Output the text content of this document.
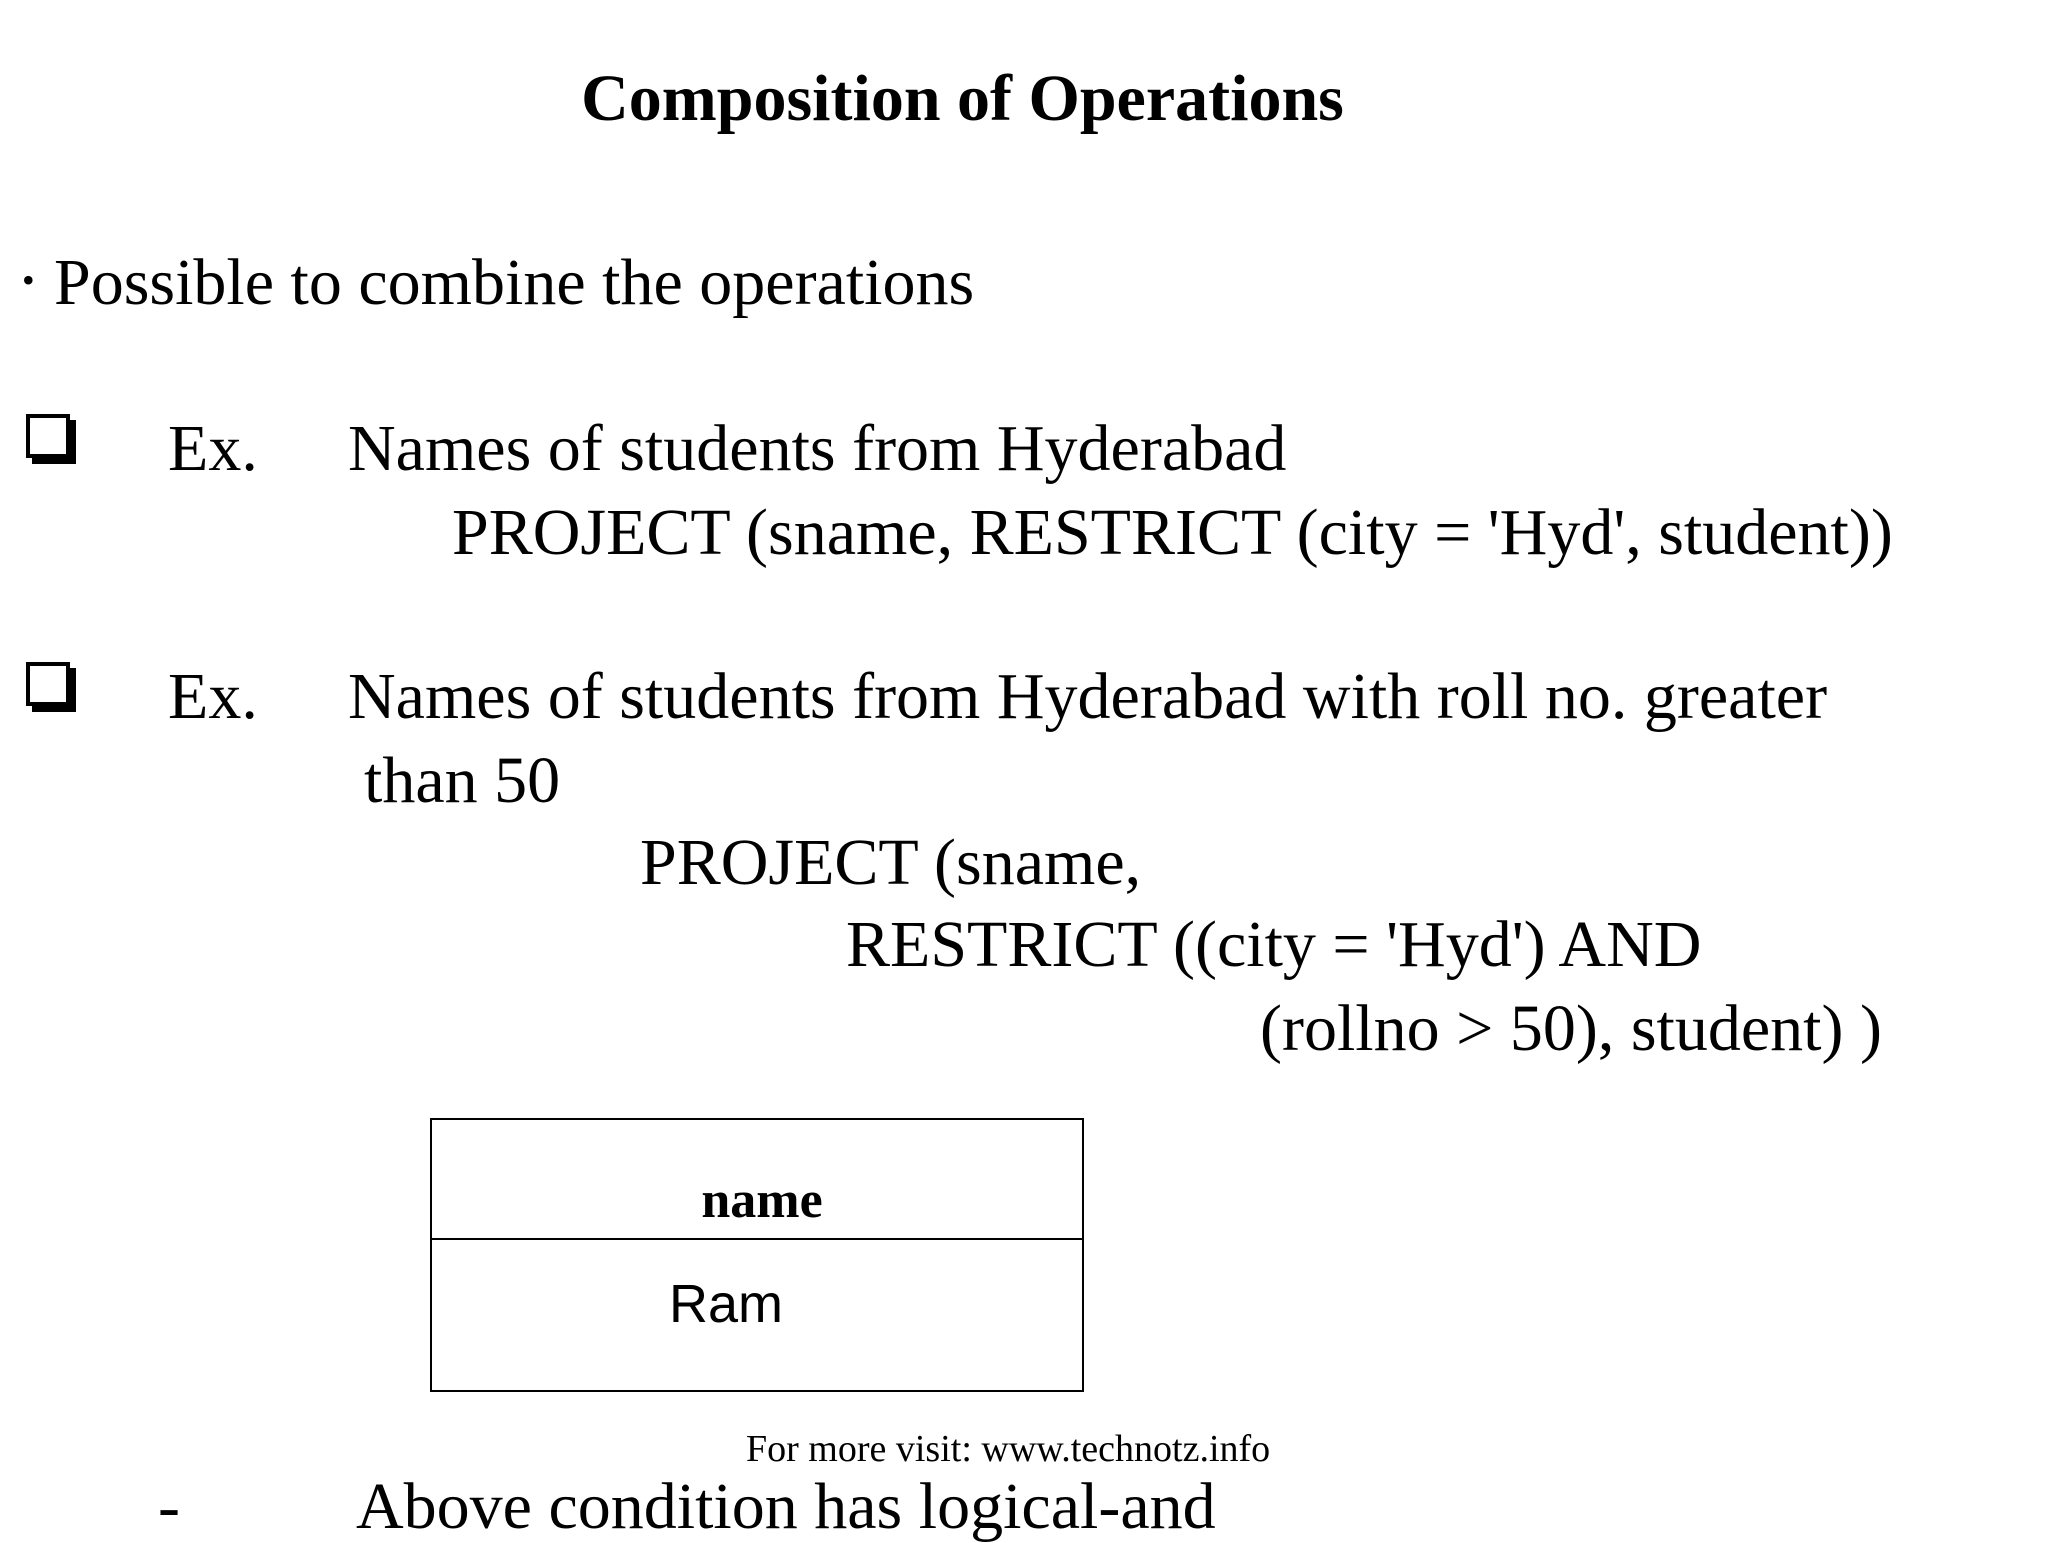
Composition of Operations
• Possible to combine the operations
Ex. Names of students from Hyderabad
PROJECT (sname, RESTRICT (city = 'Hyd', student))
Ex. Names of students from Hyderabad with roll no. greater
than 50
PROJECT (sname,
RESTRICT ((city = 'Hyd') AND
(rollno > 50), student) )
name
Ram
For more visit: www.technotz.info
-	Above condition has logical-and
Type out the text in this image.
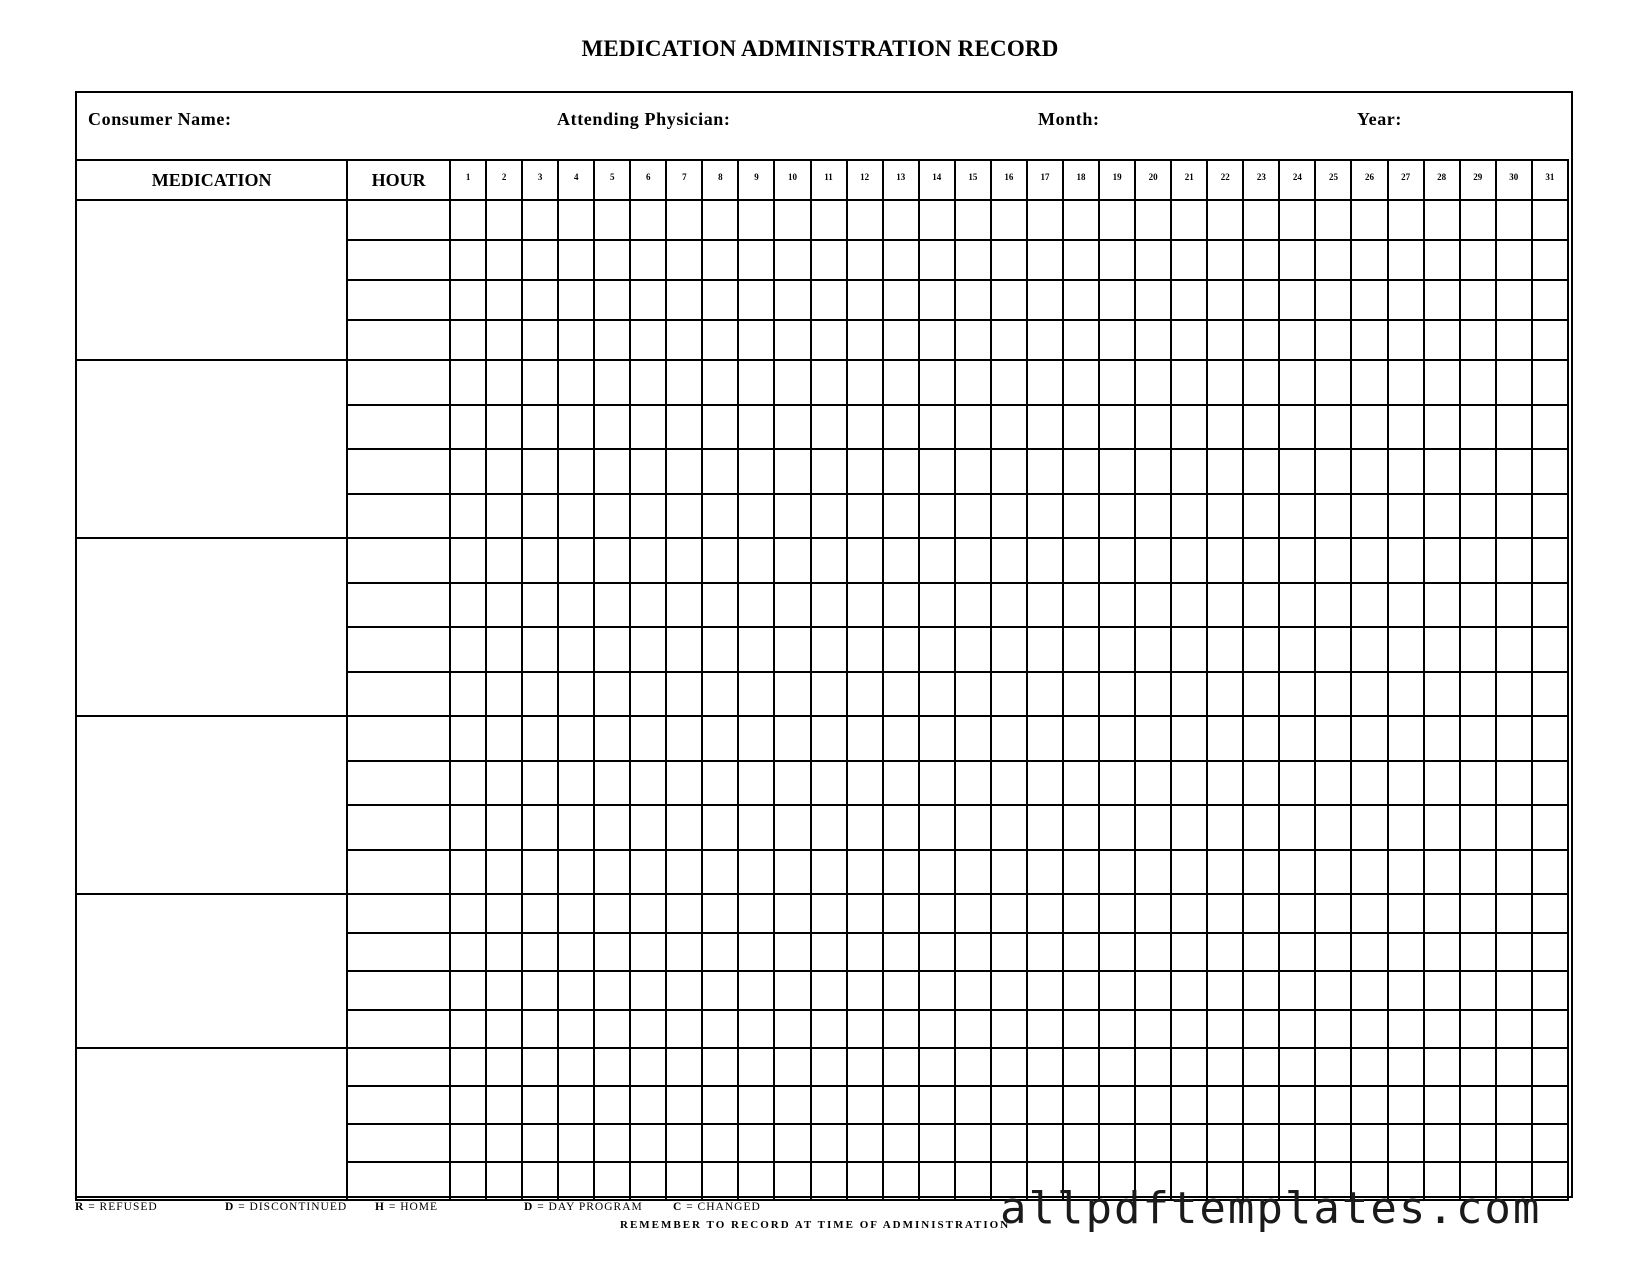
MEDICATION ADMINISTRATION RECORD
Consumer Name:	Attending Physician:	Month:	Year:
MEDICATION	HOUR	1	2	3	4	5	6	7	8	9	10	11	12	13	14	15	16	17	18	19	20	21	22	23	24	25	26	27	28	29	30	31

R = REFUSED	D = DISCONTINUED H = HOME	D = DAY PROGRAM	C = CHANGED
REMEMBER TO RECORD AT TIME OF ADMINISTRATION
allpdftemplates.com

## STATED GOAL
Copy the material shown above in full and exactly. Skip the pictures.

## FINAL RESULT
Output the text content of this document.
Composition of Operations
• Possible to combine the operations
Ex. Names of students from Hyderabad
PROJECT (sname, RESTRICT (city = 'Hyd', student))
Ex. Names of students from Hyderabad with roll no. greater
than 50
PROJECT (sname,
RESTRICT ((city = 'Hyd') AND
(rollno > 50), student) )
name
Ram
For more visit: www.technotz.info
-	Above condition has logical-and
Type out the text in this image.
MEDICATION ADMINISTRATION RECORD
Consumer Name:	Attending Physician:	Month:	Year:
MEDICATION	HOUR	1	2	3	4	5	6	7	8	9	10	11	12	13	14	15	16	17	18	19	20	21	22	23	24	25	26	27	28	29	30	31

R = REFUSED	D = DISCONTINUED H = HOME	D = DAY PROGRAM	C = CHANGED
REMEMBER TO RECORD AT TIME OF ADMINISTRATION
allpdftemplates.com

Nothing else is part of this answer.